▶ [Data provided]:
▽

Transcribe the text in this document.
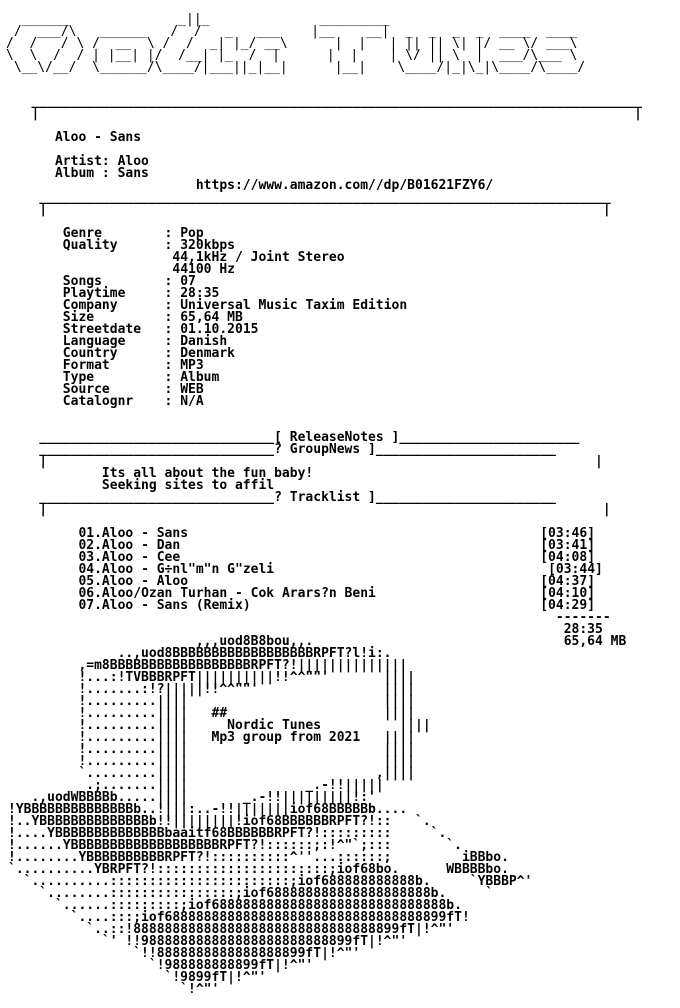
______              _||_              _________
/  ___/\   ______   /  /   _   ___    |__    __|  _  _  _  _  ____  ____
/  /   / \ /  __  \ /  /  _| |_/ __\      |  |   | || || \| |/ __ \/ ___\
\  \  /  / | |__| |/  /__| |_  /  |      |  |    | \/ || \  |  ___/\___ \
\__\/__/  \______/\____/|___||_|__|      |__|    \____/|_|\_|\____/\____/
______________________________________________________________________________
|                                                                            |

Aloo - Sans

Artist: Aloo
Album : Sans
https://www.amazon.com//dp/B01621FZY6/
_________________________________________________________________________
|                                                                       |

Genre        : Pop
Quality      : 320kbps
44,1kHz / Joint Stereo
44100 Hz
Songs        : 07
Playtime     : 28:35
Company      : Universal Music Taxim Edition
Size         : 65,64 MB
Streetdate   : 01.10.2015
Language     : Danish
Country      : Denmark
Format       : MP3
Type         : Album
Source       : WEB
Catalognr    : N/A

______________________________[ ReleaseNotes ]_______________________
______________________________? GroupNews ]_______________________
|                                                                      |
Its all about the fun baby!
Seeking sites to affil
______________________________? Tracklist ]_______________________
|                                                                       |

01.Aloo - Sans	[03:46]
02.Aloo - Dan	[03:41]
03.Aloo - Cee	[04:08]
04.Aloo - G÷nl"m"n G"zeli	[03:44]
05.Aloo - Aloo	[04:37]
06.Aloo/Ozan Turhan - Cok Arars?n Beni	[04:10]
07.Aloo - Sans (Remix)	[04:29]
-------
28:35
65,64 MB
,,,uod8B8bou,,.
..,uod8BBBBBBBBBBBBBBBBBBRPFT?l!i:.
,=m8BBBBBBBBBBBBBBBBBBRPFT?!||||||||||||||
!...:!TVBBBRPFT||||||||||!!^^""'       ||||
!.......:!?|||||!!^^""'                ||||
!.........||||                         ||||
!.........||||   ##	||||
!.........||||	Nordic Tunes	||||
!.........||||   Mp3 group from 2021   ||||
!.........||||                         ||||
!.........||||                         ||||
`.........||||                        ,||||
.;.......||||               _.-!!|||||
.,uodWBBBBb.....||||       _.-!!|||||||||!:'
!YBBBBBBBBBBBBBBb..!|||:..-!!|||||||iof68BBBBBb....
!..YBBBBBBBBBBBBBBb!!||||||||!iof68BBBBBBRPFT?!::   `.
!....YBBBBBBBBBBBBBBbaaitf68BBBBBBRPFT?!:::::::::     `.
!......YBBBBBBBBBBBBBBBBBBBRPFT?!::::::;:!^"`;:::       `.
!........YBBBBBBBBBBRPFT?!::::::::::^''...::::::;         iBBbo.
`..........YBRPFT?!::::::::::::::::::::::;iof68bo.      WBBBBbo.
`..........:::::::::::::::::::::::;iof688888888888b.     `YBBBP^'
`........::::::::::::::::;iof688888888888888888888b.     `
`......:::::::::;iof688888888888888888888888888888b.
`....:::;iof688888888888888888888888888888888899fT!
`..::!8888888888888888888888888888888899fT|!^"'
`' !!988888888888888888888888899fT|!^"'
`!!8888888888888888899fT|!^"'
`!988888888899fT|!^"'
`!9899fT|!^"'
`!^"'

△

▶ [Description of the task]:
Output the records above exactly as they are, leaving out the pictures.

▶ [Exercise result]:
Transcribe the text in this document.
______              _||_              _________
/  ___/\   ______   /  /   _   ___    |__    __|  _  _  _  _  ____  ____
/  /   / \ /  __  \ /  /  _| |_/ __\      |  |   | || || \| |/ __ \/ ___\
\  \  /  / | |__| |/  /__| |_  /  |      |  |    | \/ || \  |  ___/\___ \
\__\/__/  \______/\____/|___||_|__|      |__|    \____/|_|\_|\____/\____/
______________________________________________________________________________
|                                                                            |

Aloo - Sans

Artist: Aloo
Album : Sans
https://www.amazon.com//dp/B01621FZY6/
_________________________________________________________________________
|                                                                       |

Genre        : Pop
Quality      : 320kbps
44,1kHz / Joint Stereo
44100 Hz
Songs        : 07
Playtime     : 28:35
Company      : Universal Music Taxim Edition
Size         : 65,64 MB
Streetdate   : 01.10.2015
Language     : Danish
Country      : Denmark
Format       : MP3
Type         : Album
Source       : WEB
Catalognr    : N/A

______________________________[ ReleaseNotes ]_______________________
______________________________? GroupNews ]_______________________
|                                                                      |
Its all about the fun baby!
Seeking sites to affil
______________________________? Tracklist ]_______________________
|                                                                       |

01.Aloo - Sans	[03:46]
02.Aloo - Dan	[03:41]
03.Aloo - Cee	[04:08]
04.Aloo - G÷nl"m"n G"zeli	[03:44]
05.Aloo - Aloo	[04:37]
06.Aloo/Ozan Turhan - Cok Arars?n Beni	[04:10]
07.Aloo - Sans (Remix)	[04:29]
-------
28:35
65,64 MB
,,,uod8B8bou,,.
..,uod8BBBBBBBBBBBBBBBBBBRPFT?l!i:.
,=m8BBBBBBBBBBBBBBBBBBRPFT?!||||||||||||||
!...:!TVBBBRPFT||||||||||!!^^""'       ||||
!.......:!?|||||!!^^""'                ||||
!.........||||                         ||||
!.........||||   ##	||||
!.........||||	Nordic Tunes	||||
!.........||||   Mp3 group from 2021   ||||
!.........||||                         ||||
!.........||||                         ||||
`.........||||                        ,||||
.;.......||||               _.-!!|||||
.,uodWBBBBb.....||||       _.-!!|||||||||!:'
!YBBBBBBBBBBBBBBb..!|||:..-!!|||||||iof68BBBBBb....
!..YBBBBBBBBBBBBBBb!!||||||||!iof68BBBBBBRPFT?!::   `.
!....YBBBBBBBBBBBBBBbaaitf68BBBBBBRPFT?!:::::::::     `.
!......YBBBBBBBBBBBBBBBBBBBRPFT?!::::::;:!^"`;:::       `.
!........YBBBBBBBBBBRPFT?!::::::::::^''...::::::;         iBBbo.
`..........YBRPFT?!::::::::::::::::::::::;iof68bo.      WBBBBbo.
`..........:::::::::::::::::::::::;iof688888888888b.     `YBBBP^'
`........::::::::::::::::;iof688888888888888888888b.     `
`......:::::::::;iof688888888888888888888888888888b.
`....:::;iof688888888888888888888888888888888899fT!
`..::!8888888888888888888888888888888899fT|!^"'
`' !!988888888888888888888888899fT|!^"'
`!!8888888888888888899fT|!^"'
`!988888888899fT|!^"'
`!9899fT|!^"'
`!^"'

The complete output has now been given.